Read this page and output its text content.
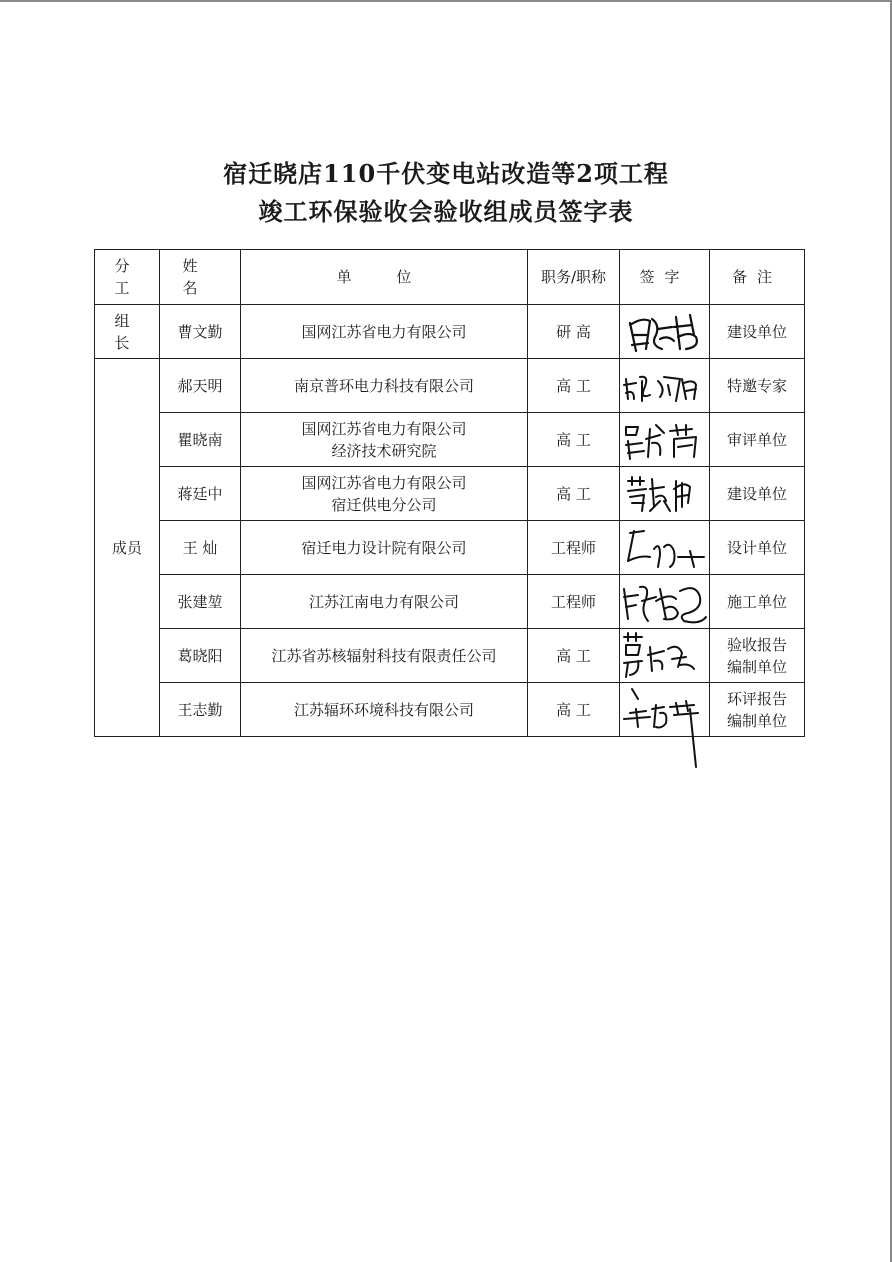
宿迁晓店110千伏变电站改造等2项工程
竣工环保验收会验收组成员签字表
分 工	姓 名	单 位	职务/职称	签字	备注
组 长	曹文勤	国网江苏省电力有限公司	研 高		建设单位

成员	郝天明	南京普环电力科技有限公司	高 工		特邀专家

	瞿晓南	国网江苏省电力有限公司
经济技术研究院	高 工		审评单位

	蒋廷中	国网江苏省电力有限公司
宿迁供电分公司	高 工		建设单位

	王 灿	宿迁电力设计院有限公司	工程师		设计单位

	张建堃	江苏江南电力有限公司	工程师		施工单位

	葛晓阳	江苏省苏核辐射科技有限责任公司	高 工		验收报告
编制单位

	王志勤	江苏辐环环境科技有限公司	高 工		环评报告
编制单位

________________

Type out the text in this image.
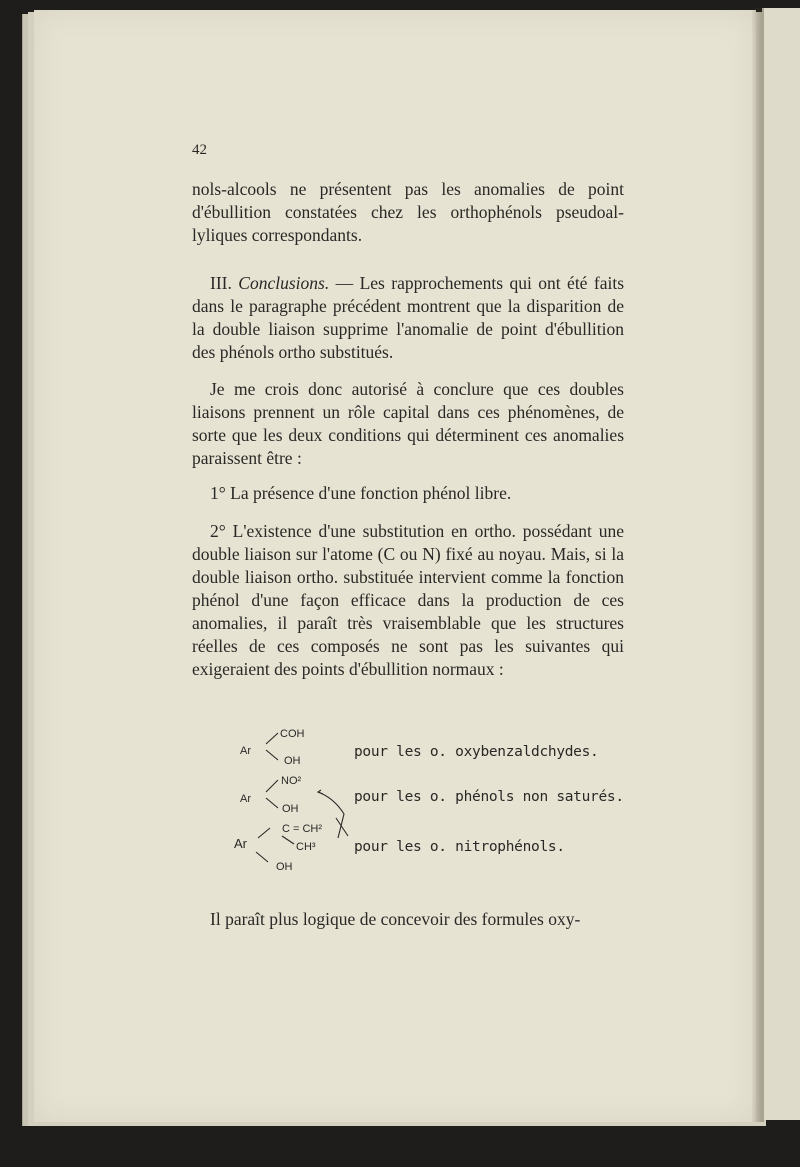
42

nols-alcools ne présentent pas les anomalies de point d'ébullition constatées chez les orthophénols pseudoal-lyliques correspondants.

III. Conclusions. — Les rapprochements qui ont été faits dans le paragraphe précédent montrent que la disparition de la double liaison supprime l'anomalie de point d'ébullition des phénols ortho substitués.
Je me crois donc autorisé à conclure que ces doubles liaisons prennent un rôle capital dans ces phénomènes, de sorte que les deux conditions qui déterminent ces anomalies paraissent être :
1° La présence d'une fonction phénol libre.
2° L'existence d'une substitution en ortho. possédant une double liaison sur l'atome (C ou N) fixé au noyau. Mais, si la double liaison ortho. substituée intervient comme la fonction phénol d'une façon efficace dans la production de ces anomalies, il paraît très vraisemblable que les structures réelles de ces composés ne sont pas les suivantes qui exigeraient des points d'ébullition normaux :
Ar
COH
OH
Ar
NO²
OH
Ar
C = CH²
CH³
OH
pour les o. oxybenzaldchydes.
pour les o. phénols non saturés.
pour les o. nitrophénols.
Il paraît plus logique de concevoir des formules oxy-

________________

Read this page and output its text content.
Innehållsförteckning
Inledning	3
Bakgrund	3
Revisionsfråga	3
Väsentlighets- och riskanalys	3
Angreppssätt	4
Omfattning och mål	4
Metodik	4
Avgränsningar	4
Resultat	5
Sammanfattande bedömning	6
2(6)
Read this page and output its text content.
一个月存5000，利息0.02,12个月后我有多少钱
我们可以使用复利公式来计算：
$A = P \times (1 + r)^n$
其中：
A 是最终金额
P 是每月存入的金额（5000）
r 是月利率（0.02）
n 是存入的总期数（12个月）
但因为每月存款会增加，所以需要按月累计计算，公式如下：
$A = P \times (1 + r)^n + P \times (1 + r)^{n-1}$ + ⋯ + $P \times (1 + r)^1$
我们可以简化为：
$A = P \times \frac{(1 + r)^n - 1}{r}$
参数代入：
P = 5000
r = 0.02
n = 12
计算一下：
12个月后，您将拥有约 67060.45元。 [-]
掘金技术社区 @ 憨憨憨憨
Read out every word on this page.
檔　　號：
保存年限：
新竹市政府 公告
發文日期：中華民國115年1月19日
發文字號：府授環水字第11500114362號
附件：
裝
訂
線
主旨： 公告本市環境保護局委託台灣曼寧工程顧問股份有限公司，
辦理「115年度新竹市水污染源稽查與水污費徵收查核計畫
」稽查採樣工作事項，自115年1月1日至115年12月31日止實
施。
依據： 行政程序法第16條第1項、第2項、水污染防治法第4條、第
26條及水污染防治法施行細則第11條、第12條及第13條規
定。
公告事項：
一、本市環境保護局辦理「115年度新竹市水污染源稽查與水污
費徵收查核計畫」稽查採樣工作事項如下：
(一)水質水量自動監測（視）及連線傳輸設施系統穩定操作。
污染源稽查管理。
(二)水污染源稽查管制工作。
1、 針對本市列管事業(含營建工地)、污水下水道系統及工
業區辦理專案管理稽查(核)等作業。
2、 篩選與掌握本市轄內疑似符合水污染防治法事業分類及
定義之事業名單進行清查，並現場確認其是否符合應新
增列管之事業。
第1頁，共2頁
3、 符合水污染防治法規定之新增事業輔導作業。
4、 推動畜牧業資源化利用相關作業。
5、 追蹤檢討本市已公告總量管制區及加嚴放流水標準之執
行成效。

________________

The exercise:
Using the records above, list each line that includes "pour".

Correct answer:
pour les o. oxybenzaldchydes.
pour les o. phénols non saturés.
pour les o. nitrophénols.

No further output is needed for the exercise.